++++ DATASET ENTRIES

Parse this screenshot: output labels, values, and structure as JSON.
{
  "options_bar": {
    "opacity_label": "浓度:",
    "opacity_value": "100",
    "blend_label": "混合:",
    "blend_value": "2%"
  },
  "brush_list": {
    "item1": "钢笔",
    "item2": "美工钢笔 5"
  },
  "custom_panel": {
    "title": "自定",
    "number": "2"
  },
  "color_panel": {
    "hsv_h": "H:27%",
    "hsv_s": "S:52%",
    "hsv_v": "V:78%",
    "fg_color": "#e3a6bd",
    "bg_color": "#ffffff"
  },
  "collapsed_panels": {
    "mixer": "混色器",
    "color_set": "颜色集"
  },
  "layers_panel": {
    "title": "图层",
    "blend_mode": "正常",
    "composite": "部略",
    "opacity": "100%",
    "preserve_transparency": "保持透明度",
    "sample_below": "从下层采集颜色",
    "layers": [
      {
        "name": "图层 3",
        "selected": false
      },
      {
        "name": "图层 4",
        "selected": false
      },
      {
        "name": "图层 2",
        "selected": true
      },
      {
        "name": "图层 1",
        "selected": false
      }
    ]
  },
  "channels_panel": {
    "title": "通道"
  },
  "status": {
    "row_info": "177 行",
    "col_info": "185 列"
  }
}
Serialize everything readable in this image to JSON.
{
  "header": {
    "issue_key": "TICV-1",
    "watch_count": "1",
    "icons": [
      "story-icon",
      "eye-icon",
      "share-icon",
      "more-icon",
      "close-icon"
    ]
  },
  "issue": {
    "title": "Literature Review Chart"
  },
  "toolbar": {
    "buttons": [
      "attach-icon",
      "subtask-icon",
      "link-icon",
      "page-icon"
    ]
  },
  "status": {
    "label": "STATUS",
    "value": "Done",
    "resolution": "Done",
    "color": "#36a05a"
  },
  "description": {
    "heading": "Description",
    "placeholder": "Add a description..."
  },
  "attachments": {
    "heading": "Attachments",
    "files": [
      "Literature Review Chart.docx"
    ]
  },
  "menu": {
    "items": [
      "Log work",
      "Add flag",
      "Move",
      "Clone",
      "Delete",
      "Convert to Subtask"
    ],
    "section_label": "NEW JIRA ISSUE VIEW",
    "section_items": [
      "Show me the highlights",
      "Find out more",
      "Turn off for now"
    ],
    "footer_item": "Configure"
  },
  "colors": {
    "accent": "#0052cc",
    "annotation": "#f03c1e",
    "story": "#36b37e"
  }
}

++++++++

_SET PROBLEM_
Copy out the whole listing exactly as written.

_PROBLEM SOLUTION_
Parse this screenshot: output labels, values, and structure as JSON.
{
  "options_bar": {
    "opacity_label": "浓度:",
    "opacity_value": "100",
    "blend_label": "混合:",
    "blend_value": "2%"
  },
  "brush_list": {
    "item1": "钢笔",
    "item2": "美工钢笔 5"
  },
  "custom_panel": {
    "title": "自定",
    "number": "2"
  },
  "color_panel": {
    "hsv_h": "H:27%",
    "hsv_s": "S:52%",
    "hsv_v": "V:78%",
    "fg_color": "#e3a6bd",
    "bg_color": "#ffffff"
  },
  "collapsed_panels": {
    "mixer": "混色器",
    "color_set": "颜色集"
  },
  "layers_panel": {
    "title": "图层",
    "blend_mode": "正常",
    "composite": "部略",
    "opacity": "100%",
    "preserve_transparency": "保持透明度",
    "sample_below": "从下层采集颜色",
    "layers": [
      {
        "name": "图层 3",
        "selected": false
      },
      {
        "name": "图层 4",
        "selected": false
      },
      {
        "name": "图层 2",
        "selected": true
      },
      {
        "name": "图层 1",
        "selected": false
      }
    ]
  },
  "channels_panel": {
    "title": "通道"
  },
  "status": {
    "row_info": "177 行",
    "col_info": "185 列"
  }
}
Serialize everything readable in this image to JSON.
{
  "header": {
    "issue_key": "TICV-1",
    "watch_count": "1",
    "icons": [
      "story-icon",
      "eye-icon",
      "share-icon",
      "more-icon",
      "close-icon"
    ]
  },
  "issue": {
    "title": "Literature Review Chart"
  },
  "toolbar": {
    "buttons": [
      "attach-icon",
      "subtask-icon",
      "link-icon",
      "page-icon"
    ]
  },
  "status": {
    "label": "STATUS",
    "value": "Done",
    "resolution": "Done",
    "color": "#36a05a"
  },
  "description": {
    "heading": "Description",
    "placeholder": "Add a description..."
  },
  "attachments": {
    "heading": "Attachments",
    "files": [
      "Literature Review Chart.docx"
    ]
  },
  "menu": {
    "items": [
      "Log work",
      "Add flag",
      "Move",
      "Clone",
      "Delete",
      "Convert to Subtask"
    ],
    "section_label": "NEW JIRA ISSUE VIEW",
    "section_items": [
      "Show me the highlights",
      "Find out more",
      "Turn off for now"
    ],
    "footer_item": "Configure"
  },
  "colors": {
    "accent": "#0052cc",
    "annotation": "#f03c1e",
    "story": "#36b37e"
  }
}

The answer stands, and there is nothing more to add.